### [What you will do]
Write the data out again, character for character, with no images.

▬▬▬▬▬▬▬▬▬▬

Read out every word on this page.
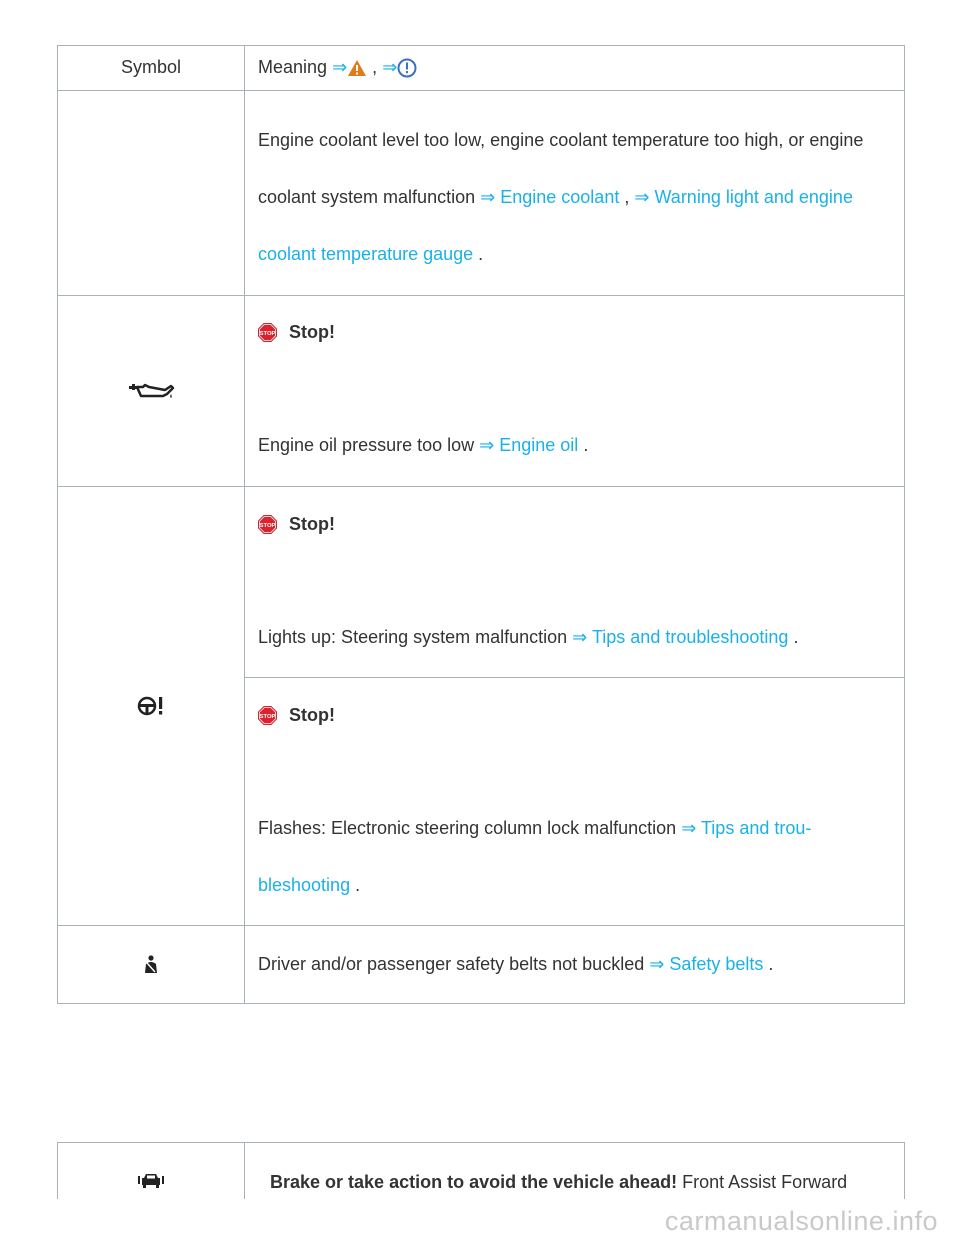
Symbol	Meaning ⇒ , ⇒

	Engine coolant level too low, engine coolant temperature too high, or engine coolant system malfunction ⇒ Engine coolant , ⇒ Warning light and engine coolant temperature gauge .

STOP Stop!

Engine oil pressure too low ⇒ Engine oil .

STOP Stop!

Lights up: Steering system malfunction ⇒ Tips and troubleshooting .

STOP Stop!

Flashes: Electronic steering column lock malfunction ⇒ Tips and trou- bleshooting .

Driver and/or passenger safety belts not buckled ⇒ Safety belts .

Brake or take action to avoid the vehicle ahead! Front Assist Forward

carmanualsonline.info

▬▬▬▬▬▬▬▬▬▬

### [Exercise output]
Read out every word on this page.
Symbol	Meaning ⇒ , ⇒

	Engine coolant level too low, engine coolant temperature too high, or engine coolant system malfunction ⇒ Engine coolant , ⇒ Warning light and engine coolant temperature gauge .

STOP Stop!

Engine oil pressure too low ⇒ Engine oil .

STOP Stop!

Lights up: Steering system malfunction ⇒ Tips and troubleshooting .

STOP Stop!

Flashes: Electronic steering column lock malfunction ⇒ Tips and trou- bleshooting .

Driver and/or passenger safety belts not buckled ⇒ Safety belts .

Brake or take action to avoid the vehicle ahead! Front Assist Forward

carmanualsonline.info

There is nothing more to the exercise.